WHAT IS EXPECTED: Your task is to reproduce the material exactly.

··· SUPPLIED RECORDS

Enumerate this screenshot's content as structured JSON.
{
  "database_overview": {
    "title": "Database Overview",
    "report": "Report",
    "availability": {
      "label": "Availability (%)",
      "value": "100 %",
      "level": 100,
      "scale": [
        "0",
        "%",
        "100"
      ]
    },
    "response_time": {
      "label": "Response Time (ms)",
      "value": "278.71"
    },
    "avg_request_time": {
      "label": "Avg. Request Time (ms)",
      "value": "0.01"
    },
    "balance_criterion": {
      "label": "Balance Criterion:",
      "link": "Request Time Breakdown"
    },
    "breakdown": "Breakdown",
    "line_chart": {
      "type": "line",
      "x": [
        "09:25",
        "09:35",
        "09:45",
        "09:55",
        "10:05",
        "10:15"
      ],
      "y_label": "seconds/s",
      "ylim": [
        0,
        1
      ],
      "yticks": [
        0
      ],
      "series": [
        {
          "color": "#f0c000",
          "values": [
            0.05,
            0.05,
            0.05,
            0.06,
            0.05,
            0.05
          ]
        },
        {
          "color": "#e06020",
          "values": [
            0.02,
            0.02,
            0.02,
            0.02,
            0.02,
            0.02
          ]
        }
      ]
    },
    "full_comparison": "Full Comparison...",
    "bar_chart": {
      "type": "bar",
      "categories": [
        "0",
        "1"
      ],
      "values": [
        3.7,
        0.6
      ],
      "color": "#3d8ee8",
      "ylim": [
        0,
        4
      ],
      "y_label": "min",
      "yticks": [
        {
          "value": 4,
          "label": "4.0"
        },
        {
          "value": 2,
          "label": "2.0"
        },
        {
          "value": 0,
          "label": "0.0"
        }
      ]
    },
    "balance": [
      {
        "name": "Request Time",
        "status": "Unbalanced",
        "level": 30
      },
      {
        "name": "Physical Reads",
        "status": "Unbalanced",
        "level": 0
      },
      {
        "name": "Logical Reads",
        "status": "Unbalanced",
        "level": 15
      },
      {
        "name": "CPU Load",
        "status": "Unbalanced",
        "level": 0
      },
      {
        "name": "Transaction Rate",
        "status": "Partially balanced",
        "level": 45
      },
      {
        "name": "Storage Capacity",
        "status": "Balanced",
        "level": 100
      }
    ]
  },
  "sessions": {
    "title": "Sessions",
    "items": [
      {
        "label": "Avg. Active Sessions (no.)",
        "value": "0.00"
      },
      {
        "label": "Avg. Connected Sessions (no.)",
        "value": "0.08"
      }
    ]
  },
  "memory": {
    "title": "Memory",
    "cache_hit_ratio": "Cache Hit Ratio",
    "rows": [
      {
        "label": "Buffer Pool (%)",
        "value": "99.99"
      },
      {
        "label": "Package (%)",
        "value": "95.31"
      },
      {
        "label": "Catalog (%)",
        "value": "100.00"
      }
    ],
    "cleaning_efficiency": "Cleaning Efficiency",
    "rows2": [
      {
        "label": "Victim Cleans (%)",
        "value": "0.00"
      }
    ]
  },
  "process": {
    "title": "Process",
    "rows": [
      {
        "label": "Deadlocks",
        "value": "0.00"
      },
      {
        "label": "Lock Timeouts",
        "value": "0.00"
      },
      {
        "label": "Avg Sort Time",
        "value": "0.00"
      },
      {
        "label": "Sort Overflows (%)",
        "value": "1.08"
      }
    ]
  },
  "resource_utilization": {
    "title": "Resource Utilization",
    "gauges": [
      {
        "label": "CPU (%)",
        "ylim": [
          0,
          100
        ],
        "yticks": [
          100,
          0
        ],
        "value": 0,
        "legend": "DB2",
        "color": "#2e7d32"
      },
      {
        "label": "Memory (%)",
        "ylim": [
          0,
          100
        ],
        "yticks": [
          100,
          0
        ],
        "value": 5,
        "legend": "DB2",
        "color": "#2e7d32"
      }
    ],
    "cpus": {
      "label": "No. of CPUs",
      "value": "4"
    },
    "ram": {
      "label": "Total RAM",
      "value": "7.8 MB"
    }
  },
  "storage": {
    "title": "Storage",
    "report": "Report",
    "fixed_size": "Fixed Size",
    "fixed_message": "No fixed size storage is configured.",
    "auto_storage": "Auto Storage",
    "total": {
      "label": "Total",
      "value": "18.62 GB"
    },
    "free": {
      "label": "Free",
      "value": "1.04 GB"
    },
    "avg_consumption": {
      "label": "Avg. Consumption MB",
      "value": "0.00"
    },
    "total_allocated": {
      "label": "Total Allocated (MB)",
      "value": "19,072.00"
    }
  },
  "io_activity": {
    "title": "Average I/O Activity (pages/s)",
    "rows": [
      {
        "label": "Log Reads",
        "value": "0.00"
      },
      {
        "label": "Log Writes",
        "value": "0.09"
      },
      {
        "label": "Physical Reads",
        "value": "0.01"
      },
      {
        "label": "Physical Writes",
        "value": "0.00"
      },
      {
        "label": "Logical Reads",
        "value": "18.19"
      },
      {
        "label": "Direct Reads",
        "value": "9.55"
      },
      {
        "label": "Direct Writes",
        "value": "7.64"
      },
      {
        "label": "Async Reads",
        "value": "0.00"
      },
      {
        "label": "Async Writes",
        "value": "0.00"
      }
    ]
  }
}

······

EXERCISE OUTPUT:
Enumerate this screenshot's content as structured JSON.
{
  "database_overview": {
    "title": "Database Overview",
    "report": "Report",
    "availability": {
      "label": "Availability (%)",
      "value": "100 %",
      "level": 100,
      "scale": [
        "0",
        "%",
        "100"
      ]
    },
    "response_time": {
      "label": "Response Time (ms)",
      "value": "278.71"
    },
    "avg_request_time": {
      "label": "Avg. Request Time (ms)",
      "value": "0.01"
    },
    "balance_criterion": {
      "label": "Balance Criterion:",
      "link": "Request Time Breakdown"
    },
    "breakdown": "Breakdown",
    "line_chart": {
      "type": "line",
      "x": [
        "09:25",
        "09:35",
        "09:45",
        "09:55",
        "10:05",
        "10:15"
      ],
      "y_label": "seconds/s",
      "ylim": [
        0,
        1
      ],
      "yticks": [
        0
      ],
      "series": [
        {
          "color": "#f0c000",
          "values": [
            0.05,
            0.05,
            0.05,
            0.06,
            0.05,
            0.05
          ]
        },
        {
          "color": "#e06020",
          "values": [
            0.02,
            0.02,
            0.02,
            0.02,
            0.02,
            0.02
          ]
        }
      ]
    },
    "full_comparison": "Full Comparison...",
    "bar_chart": {
      "type": "bar",
      "categories": [
        "0",
        "1"
      ],
      "values": [
        3.7,
        0.6
      ],
      "color": "#3d8ee8",
      "ylim": [
        0,
        4
      ],
      "y_label": "min",
      "yticks": [
        {
          "value": 4,
          "label": "4.0"
        },
        {
          "value": 2,
          "label": "2.0"
        },
        {
          "value": 0,
          "label": "0.0"
        }
      ]
    },
    "balance": [
      {
        "name": "Request Time",
        "status": "Unbalanced",
        "level": 30
      },
      {
        "name": "Physical Reads",
        "status": "Unbalanced",
        "level": 0
      },
      {
        "name": "Logical Reads",
        "status": "Unbalanced",
        "level": 15
      },
      {
        "name": "CPU Load",
        "status": "Unbalanced",
        "level": 0
      },
      {
        "name": "Transaction Rate",
        "status": "Partially balanced",
        "level": 45
      },
      {
        "name": "Storage Capacity",
        "status": "Balanced",
        "level": 100
      }
    ]
  },
  "sessions": {
    "title": "Sessions",
    "items": [
      {
        "label": "Avg. Active Sessions (no.)",
        "value": "0.00"
      },
      {
        "label": "Avg. Connected Sessions (no.)",
        "value": "0.08"
      }
    ]
  },
  "memory": {
    "title": "Memory",
    "cache_hit_ratio": "Cache Hit Ratio",
    "rows": [
      {
        "label": "Buffer Pool (%)",
        "value": "99.99"
      },
      {
        "label": "Package (%)",
        "value": "95.31"
      },
      {
        "label": "Catalog (%)",
        "value": "100.00"
      }
    ],
    "cleaning_efficiency": "Cleaning Efficiency",
    "rows2": [
      {
        "label": "Victim Cleans (%)",
        "value": "0.00"
      }
    ]
  },
  "process": {
    "title": "Process",
    "rows": [
      {
        "label": "Deadlocks",
        "value": "0.00"
      },
      {
        "label": "Lock Timeouts",
        "value": "0.00"
      },
      {
        "label": "Avg Sort Time",
        "value": "0.00"
      },
      {
        "label": "Sort Overflows (%)",
        "value": "1.08"
      }
    ]
  },
  "resource_utilization": {
    "title": "Resource Utilization",
    "gauges": [
      {
        "label": "CPU (%)",
        "ylim": [
          0,
          100
        ],
        "yticks": [
          100,
          0
        ],
        "value": 0,
        "legend": "DB2",
        "color": "#2e7d32"
      },
      {
        "label": "Memory (%)",
        "ylim": [
          0,
          100
        ],
        "yticks": [
          100,
          0
        ],
        "value": 5,
        "legend": "DB2",
        "color": "#2e7d32"
      }
    ],
    "cpus": {
      "label": "No. of CPUs",
      "value": "4"
    },
    "ram": {
      "label": "Total RAM",
      "value": "7.8 MB"
    }
  },
  "storage": {
    "title": "Storage",
    "report": "Report",
    "fixed_size": "Fixed Size",
    "fixed_message": "No fixed size storage is configured.",
    "auto_storage": "Auto Storage",
    "total": {
      "label": "Total",
      "value": "18.62 GB"
    },
    "free": {
      "label": "Free",
      "value": "1.04 GB"
    },
    "avg_consumption": {
      "label": "Avg. Consumption MB",
      "value": "0.00"
    },
    "total_allocated": {
      "label": "Total Allocated (MB)",
      "value": "19,072.00"
    }
  },
  "io_activity": {
    "title": "Average I/O Activity (pages/s)",
    "rows": [
      {
        "label": "Log Reads",
        "value": "0.00"
      },
      {
        "label": "Log Writes",
        "value": "0.09"
      },
      {
        "label": "Physical Reads",
        "value": "0.01"
      },
      {
        "label": "Physical Writes",
        "value": "0.00"
      },
      {
        "label": "Logical Reads",
        "value": "18.19"
      },
      {
        "label": "Direct Reads",
        "value": "9.55"
      },
      {
        "label": "Direct Writes",
        "value": "7.64"
      },
      {
        "label": "Async Reads",
        "value": "0.00"
      },
      {
        "label": "Async Writes",
        "value": "0.00"
      }
    ]
  }
}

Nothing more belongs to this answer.